Directions: Find the lines below that contain the word "Quantile" and count them. Only the number should be given.

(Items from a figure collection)
——————————

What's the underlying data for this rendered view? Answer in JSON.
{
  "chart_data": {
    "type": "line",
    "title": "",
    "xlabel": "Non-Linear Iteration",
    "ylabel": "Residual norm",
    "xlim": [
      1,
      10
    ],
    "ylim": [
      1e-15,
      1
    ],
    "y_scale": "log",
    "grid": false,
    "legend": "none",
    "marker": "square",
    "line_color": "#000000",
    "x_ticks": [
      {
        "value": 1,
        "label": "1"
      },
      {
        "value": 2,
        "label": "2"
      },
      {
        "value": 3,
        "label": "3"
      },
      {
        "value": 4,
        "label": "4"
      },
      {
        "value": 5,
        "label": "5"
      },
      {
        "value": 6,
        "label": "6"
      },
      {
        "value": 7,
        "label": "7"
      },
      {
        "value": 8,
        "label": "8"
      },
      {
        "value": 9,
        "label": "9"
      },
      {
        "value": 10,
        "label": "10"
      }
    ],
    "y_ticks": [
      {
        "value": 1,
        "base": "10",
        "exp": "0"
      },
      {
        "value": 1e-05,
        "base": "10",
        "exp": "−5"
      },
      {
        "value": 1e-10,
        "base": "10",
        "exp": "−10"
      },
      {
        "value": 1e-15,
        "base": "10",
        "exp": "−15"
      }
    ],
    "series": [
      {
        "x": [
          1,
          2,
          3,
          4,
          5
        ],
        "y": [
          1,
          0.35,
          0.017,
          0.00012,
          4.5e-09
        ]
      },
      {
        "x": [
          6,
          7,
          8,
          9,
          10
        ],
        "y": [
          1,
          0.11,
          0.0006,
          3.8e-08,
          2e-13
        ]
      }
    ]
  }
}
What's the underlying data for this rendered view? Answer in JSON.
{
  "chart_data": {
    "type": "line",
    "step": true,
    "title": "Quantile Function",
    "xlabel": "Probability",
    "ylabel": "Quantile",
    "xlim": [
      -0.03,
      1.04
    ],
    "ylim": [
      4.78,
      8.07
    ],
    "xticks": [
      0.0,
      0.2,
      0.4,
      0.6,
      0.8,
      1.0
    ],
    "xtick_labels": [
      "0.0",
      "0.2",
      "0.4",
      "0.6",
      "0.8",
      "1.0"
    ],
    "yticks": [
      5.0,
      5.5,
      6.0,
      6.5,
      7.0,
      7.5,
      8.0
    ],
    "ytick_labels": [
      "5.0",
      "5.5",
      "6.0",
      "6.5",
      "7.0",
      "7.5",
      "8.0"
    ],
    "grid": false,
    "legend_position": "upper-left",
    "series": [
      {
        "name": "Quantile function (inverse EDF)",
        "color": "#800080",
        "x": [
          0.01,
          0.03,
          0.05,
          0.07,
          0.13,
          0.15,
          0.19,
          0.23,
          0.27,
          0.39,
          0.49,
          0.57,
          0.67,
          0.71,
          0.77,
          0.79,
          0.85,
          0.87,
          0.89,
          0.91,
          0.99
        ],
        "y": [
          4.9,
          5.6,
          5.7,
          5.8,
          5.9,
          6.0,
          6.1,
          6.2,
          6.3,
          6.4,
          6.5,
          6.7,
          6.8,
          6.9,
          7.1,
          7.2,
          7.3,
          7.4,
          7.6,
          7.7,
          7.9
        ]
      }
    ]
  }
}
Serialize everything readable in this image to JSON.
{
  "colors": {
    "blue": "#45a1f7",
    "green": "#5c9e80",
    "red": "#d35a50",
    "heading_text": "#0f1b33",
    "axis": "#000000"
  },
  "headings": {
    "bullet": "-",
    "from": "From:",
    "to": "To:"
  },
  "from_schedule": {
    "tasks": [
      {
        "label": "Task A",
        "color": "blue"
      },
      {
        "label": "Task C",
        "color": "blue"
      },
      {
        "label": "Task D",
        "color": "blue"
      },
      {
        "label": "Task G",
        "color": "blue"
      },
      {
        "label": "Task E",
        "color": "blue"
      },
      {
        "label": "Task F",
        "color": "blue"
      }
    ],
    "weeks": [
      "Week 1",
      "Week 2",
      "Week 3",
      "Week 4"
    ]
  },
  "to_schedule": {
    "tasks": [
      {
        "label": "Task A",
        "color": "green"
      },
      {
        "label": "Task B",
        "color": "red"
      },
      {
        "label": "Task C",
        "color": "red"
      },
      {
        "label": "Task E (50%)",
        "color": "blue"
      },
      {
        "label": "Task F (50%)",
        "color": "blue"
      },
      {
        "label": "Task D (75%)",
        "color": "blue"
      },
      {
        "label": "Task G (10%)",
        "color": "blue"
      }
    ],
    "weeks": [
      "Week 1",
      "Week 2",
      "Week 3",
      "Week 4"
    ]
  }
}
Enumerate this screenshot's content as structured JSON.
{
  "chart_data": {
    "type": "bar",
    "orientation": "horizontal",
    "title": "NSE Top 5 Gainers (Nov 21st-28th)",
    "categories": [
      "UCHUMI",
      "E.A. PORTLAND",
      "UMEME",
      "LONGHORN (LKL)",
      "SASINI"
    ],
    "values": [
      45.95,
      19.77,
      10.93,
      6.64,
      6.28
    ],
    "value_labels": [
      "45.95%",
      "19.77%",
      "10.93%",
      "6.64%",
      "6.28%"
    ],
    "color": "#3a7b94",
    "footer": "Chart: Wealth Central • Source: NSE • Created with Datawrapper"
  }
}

——————————

Exercise solution: 3